All lines holding the string "режиме" are to be shown.

----- Dataset

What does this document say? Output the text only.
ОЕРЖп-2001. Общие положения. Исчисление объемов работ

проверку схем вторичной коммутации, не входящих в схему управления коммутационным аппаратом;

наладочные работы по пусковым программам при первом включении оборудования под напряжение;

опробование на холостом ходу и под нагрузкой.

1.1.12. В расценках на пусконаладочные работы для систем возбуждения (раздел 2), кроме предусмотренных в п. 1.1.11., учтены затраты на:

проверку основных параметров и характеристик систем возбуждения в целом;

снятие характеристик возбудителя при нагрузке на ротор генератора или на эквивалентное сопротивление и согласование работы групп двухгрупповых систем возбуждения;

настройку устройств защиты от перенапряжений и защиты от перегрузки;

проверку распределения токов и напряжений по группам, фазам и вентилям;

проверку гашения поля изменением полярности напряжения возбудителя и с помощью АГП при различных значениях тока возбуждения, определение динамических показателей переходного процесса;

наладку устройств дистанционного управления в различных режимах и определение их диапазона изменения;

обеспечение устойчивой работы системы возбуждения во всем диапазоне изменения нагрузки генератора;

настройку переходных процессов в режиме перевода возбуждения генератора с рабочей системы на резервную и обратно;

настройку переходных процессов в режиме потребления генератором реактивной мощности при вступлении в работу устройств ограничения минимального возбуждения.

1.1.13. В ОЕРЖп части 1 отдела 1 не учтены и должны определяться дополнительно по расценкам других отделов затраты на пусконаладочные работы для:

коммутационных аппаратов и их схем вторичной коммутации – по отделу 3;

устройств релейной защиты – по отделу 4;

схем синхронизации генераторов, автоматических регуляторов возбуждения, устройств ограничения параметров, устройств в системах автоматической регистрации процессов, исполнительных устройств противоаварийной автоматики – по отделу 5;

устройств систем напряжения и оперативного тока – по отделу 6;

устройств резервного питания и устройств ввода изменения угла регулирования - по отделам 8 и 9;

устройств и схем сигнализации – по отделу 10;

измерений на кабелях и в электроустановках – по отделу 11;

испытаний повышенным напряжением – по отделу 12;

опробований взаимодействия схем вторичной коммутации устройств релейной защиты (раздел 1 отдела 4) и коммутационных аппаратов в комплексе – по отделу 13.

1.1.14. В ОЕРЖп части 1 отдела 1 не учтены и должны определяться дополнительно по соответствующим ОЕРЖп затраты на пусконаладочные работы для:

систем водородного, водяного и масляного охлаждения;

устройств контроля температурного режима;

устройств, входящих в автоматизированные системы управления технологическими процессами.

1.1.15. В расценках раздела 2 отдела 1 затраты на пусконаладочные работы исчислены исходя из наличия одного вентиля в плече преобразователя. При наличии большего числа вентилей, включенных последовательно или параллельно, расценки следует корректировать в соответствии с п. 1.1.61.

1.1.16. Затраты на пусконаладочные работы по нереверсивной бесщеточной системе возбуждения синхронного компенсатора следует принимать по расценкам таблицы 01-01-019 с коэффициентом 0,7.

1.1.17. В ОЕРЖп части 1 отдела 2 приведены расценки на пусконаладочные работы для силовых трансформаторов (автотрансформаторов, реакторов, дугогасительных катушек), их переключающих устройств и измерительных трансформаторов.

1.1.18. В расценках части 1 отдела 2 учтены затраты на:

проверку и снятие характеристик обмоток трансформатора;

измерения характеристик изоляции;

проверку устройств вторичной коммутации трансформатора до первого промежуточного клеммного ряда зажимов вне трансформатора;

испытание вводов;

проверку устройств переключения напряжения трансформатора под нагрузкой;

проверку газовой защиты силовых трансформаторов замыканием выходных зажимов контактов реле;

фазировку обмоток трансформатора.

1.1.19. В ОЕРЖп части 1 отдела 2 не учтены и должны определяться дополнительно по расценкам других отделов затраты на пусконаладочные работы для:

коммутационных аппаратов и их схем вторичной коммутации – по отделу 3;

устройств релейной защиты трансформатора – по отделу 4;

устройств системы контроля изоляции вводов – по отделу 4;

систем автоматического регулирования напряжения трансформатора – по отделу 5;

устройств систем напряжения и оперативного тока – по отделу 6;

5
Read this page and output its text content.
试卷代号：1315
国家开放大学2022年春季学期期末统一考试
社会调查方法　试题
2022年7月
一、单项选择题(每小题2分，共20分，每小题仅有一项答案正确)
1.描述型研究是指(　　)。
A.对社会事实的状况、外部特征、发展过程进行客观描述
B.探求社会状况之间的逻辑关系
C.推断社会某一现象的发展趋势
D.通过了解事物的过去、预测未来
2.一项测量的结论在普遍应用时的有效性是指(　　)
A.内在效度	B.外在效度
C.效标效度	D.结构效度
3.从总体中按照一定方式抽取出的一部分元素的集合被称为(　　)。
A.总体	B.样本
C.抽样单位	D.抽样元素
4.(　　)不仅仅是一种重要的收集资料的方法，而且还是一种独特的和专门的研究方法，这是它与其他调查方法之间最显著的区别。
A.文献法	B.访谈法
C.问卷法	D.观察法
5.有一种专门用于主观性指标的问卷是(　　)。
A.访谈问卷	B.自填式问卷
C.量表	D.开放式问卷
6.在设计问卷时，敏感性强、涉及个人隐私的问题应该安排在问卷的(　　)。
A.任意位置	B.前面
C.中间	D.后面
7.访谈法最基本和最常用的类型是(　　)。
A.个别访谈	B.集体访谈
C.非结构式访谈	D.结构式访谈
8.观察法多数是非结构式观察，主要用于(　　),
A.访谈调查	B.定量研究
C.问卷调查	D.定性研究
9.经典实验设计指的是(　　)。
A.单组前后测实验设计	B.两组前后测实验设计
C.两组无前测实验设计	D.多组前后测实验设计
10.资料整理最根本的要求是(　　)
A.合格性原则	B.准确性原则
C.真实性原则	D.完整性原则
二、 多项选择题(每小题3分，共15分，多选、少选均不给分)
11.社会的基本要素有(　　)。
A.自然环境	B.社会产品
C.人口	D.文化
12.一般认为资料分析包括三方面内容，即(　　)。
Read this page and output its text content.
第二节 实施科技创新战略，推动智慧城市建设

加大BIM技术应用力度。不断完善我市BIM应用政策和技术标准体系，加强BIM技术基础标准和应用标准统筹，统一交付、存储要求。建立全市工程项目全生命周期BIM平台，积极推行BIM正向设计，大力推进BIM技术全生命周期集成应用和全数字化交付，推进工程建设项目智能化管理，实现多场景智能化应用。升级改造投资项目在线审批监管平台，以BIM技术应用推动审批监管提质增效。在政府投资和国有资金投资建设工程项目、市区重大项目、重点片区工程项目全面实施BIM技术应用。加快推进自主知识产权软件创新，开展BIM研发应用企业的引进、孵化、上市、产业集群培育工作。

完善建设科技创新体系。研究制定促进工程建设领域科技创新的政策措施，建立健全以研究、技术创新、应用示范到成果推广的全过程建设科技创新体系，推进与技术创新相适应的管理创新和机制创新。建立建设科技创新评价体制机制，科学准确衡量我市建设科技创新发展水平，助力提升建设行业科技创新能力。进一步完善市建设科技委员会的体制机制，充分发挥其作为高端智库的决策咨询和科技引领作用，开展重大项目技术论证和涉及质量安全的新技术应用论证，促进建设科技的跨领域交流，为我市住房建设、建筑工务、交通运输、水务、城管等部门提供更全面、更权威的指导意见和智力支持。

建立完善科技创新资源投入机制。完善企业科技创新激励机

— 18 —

----------

__Solved exercise__:
настройку переходных процессов в режиме перевода возбуждения генератора с рабочей системы на резервную и обратно;
настройку переходных процессов в режиме потребления генератором реактивной мощности при вступлении в работу устройств ограничения минимального возбуждения.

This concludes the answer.